─── The input ───

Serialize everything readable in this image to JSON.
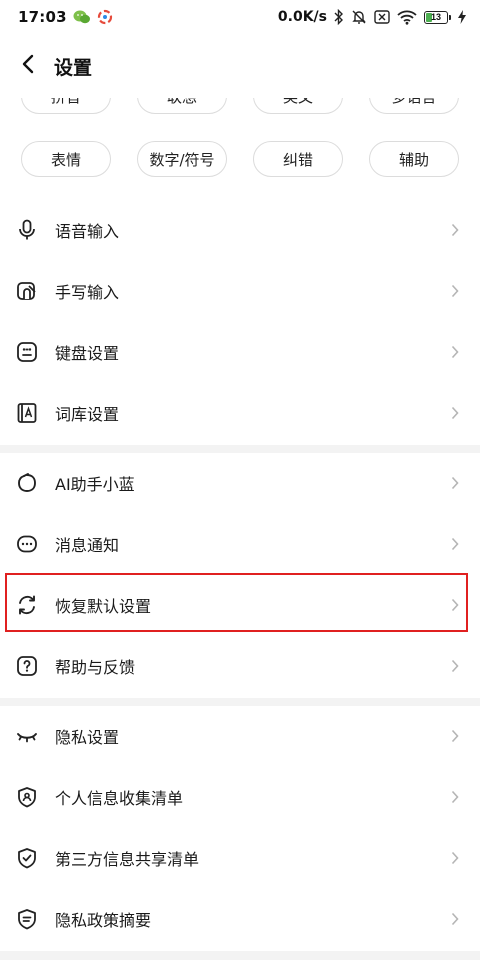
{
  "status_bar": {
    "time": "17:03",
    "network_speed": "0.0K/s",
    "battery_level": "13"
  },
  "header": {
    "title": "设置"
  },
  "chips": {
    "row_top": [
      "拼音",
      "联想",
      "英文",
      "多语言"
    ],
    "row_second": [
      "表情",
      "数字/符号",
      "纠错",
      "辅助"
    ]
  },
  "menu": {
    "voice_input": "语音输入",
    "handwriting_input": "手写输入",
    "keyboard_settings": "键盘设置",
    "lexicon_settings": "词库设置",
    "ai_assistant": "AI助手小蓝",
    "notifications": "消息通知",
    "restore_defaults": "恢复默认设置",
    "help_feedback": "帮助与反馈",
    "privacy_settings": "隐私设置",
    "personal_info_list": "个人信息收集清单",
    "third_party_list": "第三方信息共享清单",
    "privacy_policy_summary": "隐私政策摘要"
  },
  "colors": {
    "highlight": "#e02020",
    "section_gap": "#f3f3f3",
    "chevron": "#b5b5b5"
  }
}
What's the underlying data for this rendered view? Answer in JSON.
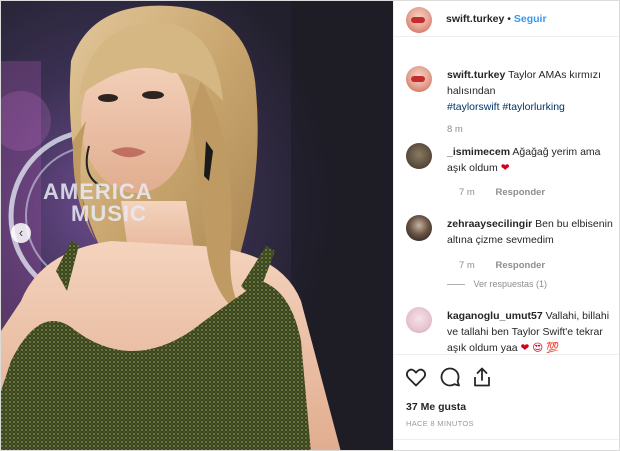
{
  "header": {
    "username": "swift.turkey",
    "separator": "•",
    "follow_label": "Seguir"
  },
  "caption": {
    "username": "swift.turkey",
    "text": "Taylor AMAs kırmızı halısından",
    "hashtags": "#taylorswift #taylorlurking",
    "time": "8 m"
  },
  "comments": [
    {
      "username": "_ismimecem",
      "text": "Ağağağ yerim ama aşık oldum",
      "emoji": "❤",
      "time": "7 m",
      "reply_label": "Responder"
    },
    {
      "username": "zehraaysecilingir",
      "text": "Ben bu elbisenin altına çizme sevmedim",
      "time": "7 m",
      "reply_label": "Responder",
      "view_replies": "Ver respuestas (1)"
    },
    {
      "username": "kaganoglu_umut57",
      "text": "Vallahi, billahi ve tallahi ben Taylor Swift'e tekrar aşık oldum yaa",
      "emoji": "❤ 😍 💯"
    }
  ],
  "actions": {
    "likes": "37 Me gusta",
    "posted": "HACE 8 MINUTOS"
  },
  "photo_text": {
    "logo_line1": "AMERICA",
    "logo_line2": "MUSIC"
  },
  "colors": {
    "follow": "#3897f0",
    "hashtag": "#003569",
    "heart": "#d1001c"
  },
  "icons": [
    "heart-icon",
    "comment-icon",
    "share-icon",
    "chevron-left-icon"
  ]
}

───
─── The input ───

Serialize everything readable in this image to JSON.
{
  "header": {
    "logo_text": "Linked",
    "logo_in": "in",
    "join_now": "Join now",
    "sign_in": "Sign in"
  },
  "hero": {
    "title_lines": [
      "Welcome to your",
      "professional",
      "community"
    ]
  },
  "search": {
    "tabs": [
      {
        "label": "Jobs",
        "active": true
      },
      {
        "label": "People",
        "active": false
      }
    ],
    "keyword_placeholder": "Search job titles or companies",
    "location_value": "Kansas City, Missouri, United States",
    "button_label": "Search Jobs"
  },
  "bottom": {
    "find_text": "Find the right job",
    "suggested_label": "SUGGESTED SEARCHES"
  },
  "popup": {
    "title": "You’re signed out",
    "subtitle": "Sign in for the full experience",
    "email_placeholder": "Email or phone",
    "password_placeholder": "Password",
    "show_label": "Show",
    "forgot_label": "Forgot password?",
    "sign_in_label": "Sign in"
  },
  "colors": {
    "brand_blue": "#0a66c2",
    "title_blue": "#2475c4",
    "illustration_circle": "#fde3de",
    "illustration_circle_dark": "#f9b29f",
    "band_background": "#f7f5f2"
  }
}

───
─── The input ───

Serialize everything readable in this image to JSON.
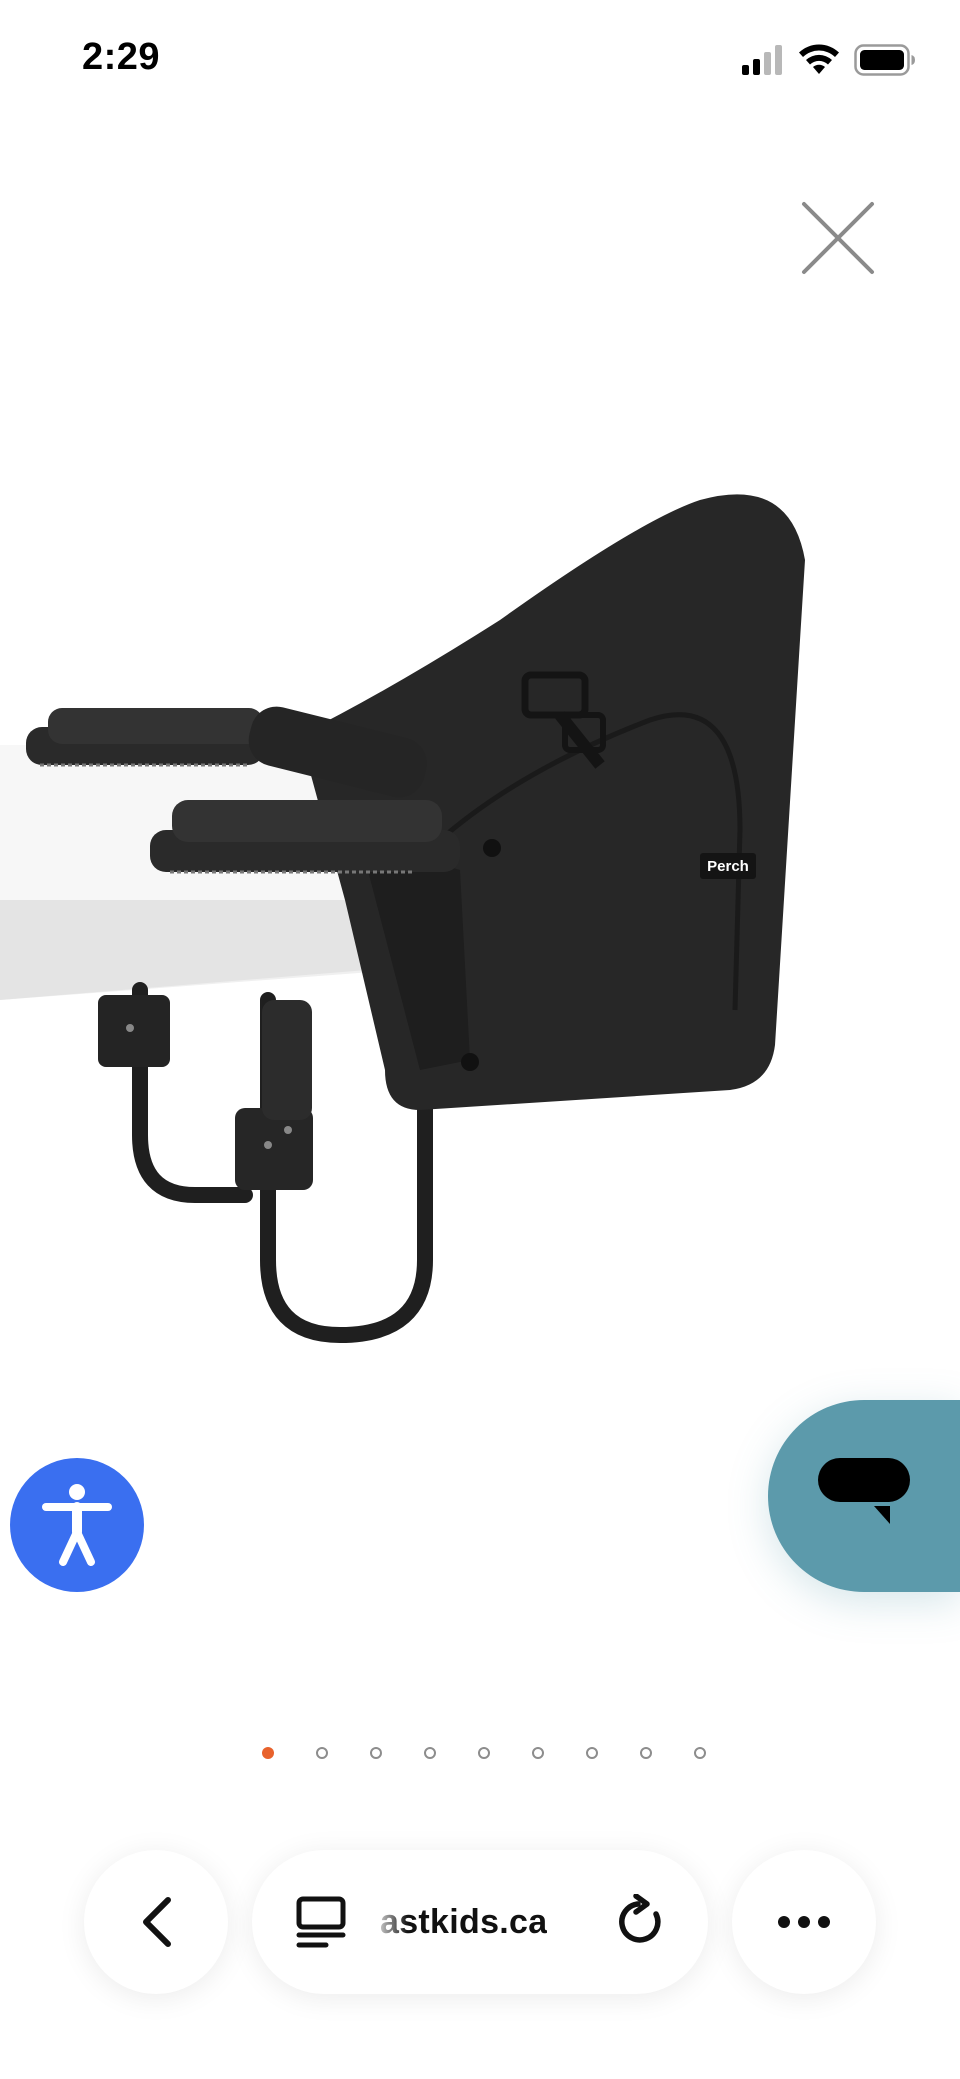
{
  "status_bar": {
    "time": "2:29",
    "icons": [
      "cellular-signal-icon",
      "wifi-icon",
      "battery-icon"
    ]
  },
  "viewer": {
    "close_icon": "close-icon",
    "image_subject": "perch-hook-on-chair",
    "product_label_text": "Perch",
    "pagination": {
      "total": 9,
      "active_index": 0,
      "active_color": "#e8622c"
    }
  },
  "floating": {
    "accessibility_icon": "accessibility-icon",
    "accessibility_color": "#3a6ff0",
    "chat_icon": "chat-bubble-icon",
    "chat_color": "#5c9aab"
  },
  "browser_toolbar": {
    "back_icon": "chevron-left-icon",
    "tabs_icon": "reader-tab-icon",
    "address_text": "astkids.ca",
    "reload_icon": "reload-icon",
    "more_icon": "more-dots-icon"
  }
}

───

From the listing above, pick out each line where the word "Jobs" appears.

        "label": "Jobs",
    "button_label": "Search Jobs"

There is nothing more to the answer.